What is being asked »
Write out all lines holding the word "Отчество".
==============================
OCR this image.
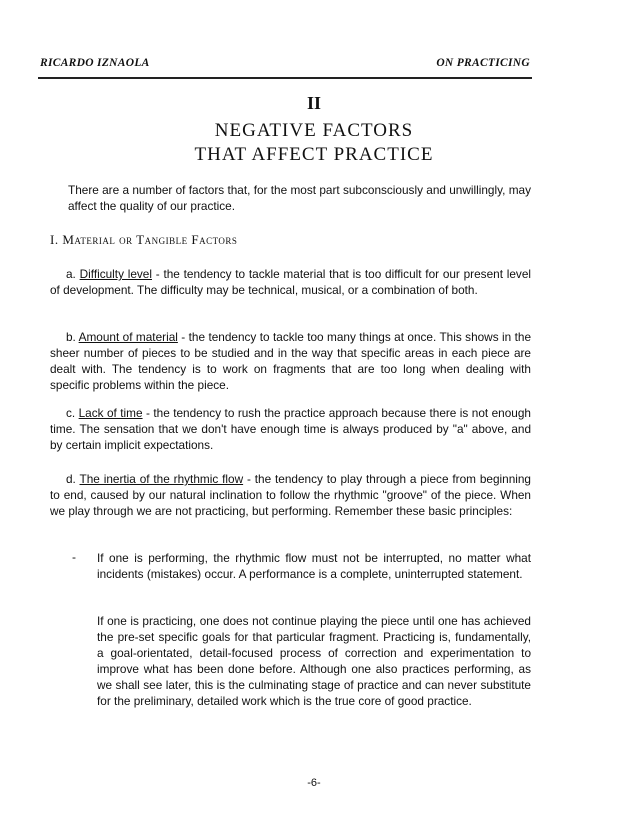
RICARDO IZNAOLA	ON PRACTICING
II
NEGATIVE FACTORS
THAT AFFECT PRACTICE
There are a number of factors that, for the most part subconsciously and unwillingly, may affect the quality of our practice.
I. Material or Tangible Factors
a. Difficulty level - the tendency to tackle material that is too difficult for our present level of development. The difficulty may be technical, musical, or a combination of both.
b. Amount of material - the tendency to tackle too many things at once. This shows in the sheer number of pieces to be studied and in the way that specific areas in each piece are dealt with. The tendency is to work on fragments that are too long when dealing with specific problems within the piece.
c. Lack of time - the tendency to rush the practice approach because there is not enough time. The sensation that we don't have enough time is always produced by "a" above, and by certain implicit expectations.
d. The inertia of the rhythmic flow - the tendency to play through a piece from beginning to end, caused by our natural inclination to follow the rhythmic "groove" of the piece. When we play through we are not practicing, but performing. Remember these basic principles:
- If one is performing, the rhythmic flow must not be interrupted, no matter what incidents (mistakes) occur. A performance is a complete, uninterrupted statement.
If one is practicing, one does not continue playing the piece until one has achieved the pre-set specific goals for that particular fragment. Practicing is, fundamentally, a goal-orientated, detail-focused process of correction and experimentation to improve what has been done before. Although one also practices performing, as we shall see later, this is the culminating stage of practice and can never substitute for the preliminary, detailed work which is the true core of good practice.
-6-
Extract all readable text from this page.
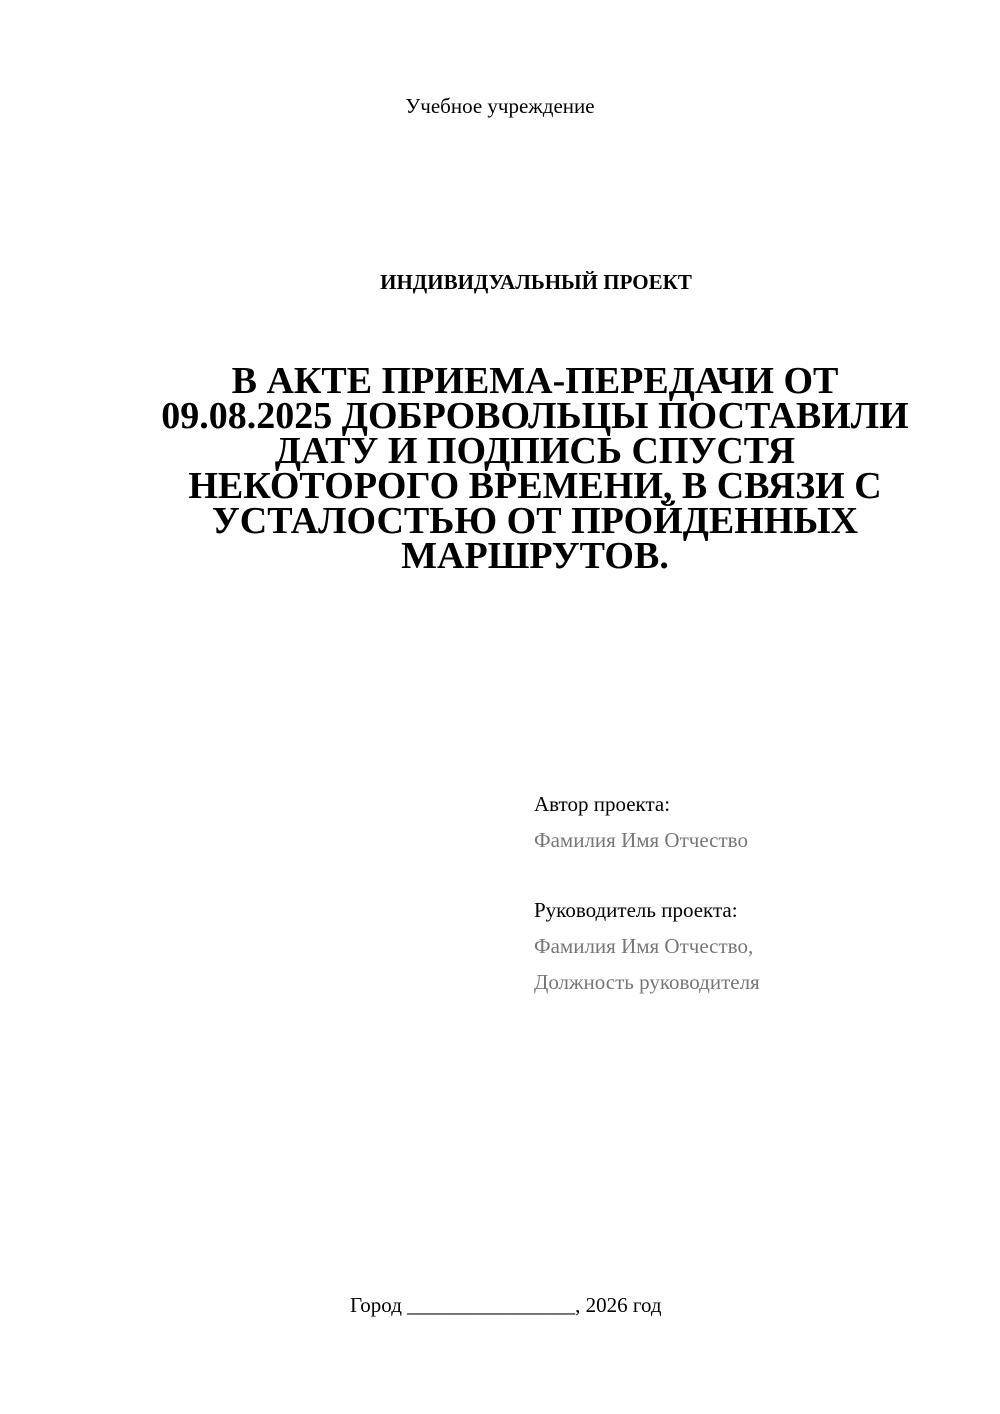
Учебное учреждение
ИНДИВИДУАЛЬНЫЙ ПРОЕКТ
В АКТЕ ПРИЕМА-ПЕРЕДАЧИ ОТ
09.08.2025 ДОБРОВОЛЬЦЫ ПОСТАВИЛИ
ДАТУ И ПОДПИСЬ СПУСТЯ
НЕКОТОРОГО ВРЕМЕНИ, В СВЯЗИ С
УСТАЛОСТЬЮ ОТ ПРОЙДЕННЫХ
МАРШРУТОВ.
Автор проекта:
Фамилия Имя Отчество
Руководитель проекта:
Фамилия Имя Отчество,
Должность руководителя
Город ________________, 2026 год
==============================
Written solution »
Фамилия Имя Отчество
Фамилия Имя Отчество,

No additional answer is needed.